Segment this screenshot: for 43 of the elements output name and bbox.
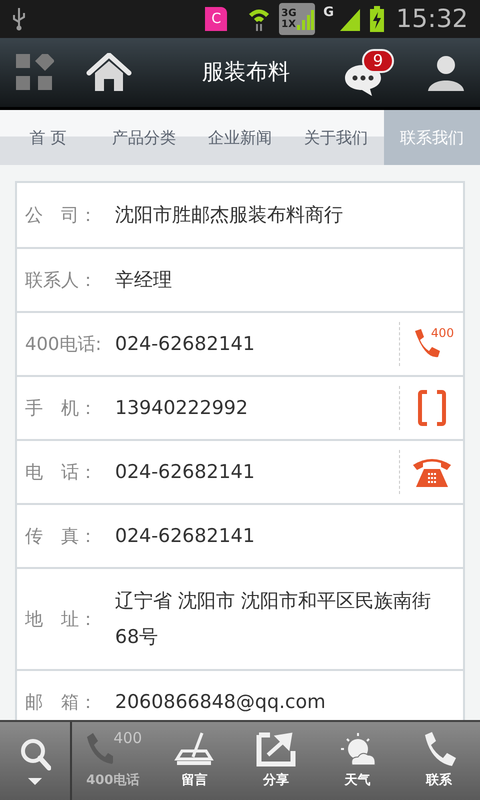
user-icon[interactable] bbox=[428, 54, 464, 90]
grid-menu-icon[interactable] bbox=[16, 54, 54, 92]
toolbar-button[interactable]: 天气 bbox=[316, 722, 398, 800]
page-title: 服装布料 bbox=[201, 59, 291, 87]
nav-tab[interactable]: 关于我们 bbox=[288, 110, 384, 165]
pen-tablet-icon bbox=[174, 731, 214, 768]
field-value: 辛经理 bbox=[115, 268, 173, 293]
search-icon bbox=[19, 737, 51, 773]
field-label: 400电话: bbox=[24, 332, 102, 356]
network-type-label: G bbox=[323, 4, 334, 22]
clock-time: 15:32 bbox=[396, 3, 468, 36]
field-value: 024-62682141 bbox=[115, 332, 256, 357]
field-label: 公 司： bbox=[24, 204, 98, 228]
share-arrow-icon bbox=[256, 731, 296, 768]
field-value: 辽宁省 沈阳市 沈阳市和平区民族南街68号 bbox=[115, 589, 432, 650]
field-label: 手 机： bbox=[24, 396, 98, 420]
hotline-call-button[interactable]: 400 bbox=[409, 327, 454, 361]
home-icon[interactable] bbox=[86, 52, 132, 92]
messages-button[interactable]: 9 bbox=[344, 48, 396, 96]
caret-icon bbox=[27, 777, 43, 785]
toolbar-button[interactable]: 分享 bbox=[235, 722, 317, 800]
field-label: 传 真： bbox=[24, 524, 98, 548]
nav-tab[interactable]: 首 页 bbox=[0, 110, 96, 165]
field-label: 邮 箱： bbox=[24, 690, 98, 714]
nav-tab[interactable]: 产品分类 bbox=[96, 110, 192, 165]
toolbar-button[interactable]: 联系 bbox=[398, 722, 480, 800]
nav-tab[interactable]: 企业新闻 bbox=[192, 110, 288, 165]
network-type-label: 1X bbox=[281, 20, 296, 30]
field-label: 地 址： bbox=[24, 608, 98, 632]
field-label: 电 话： bbox=[24, 460, 98, 484]
toolbar-button[interactable]: 留言 bbox=[154, 722, 236, 800]
field-value: 024-62682141 bbox=[115, 524, 256, 549]
app-notification-icon: C bbox=[205, 7, 228, 31]
notification-badge: 9 bbox=[362, 48, 394, 72]
field-value: 沈阳市胜邮杰服装布料商行 bbox=[115, 203, 344, 228]
battery-charging-icon bbox=[370, 6, 384, 32]
network-type-label: 3G bbox=[281, 8, 296, 18]
signal-bars-icon bbox=[296, 7, 314, 31]
field-value: 13940222992 bbox=[115, 396, 249, 421]
field-value: 024-62682141 bbox=[115, 460, 256, 485]
usb-icon bbox=[12, 7, 26, 31]
field-value: 2060866848@qq.com bbox=[115, 690, 327, 715]
field-label: 联系人： bbox=[24, 268, 98, 292]
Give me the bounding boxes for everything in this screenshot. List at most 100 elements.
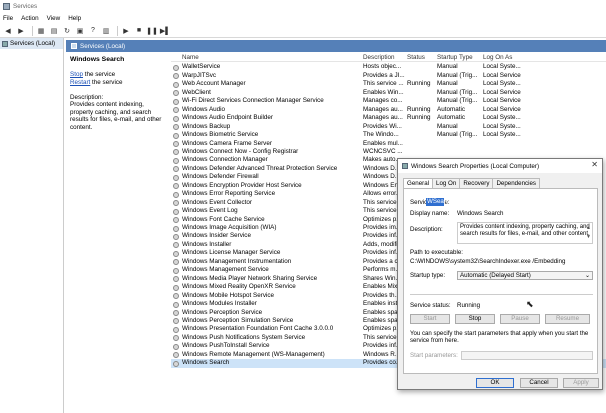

========

Which lines in the records above contain the string "this"? Copy each of them in full, and treat uppercase and lowercase as different.

## Response:
Segment this screenshot: for 43 of the elements output name and bbox.
Give me the bounding boxes for everything in this screenshot. List at most 100 elements.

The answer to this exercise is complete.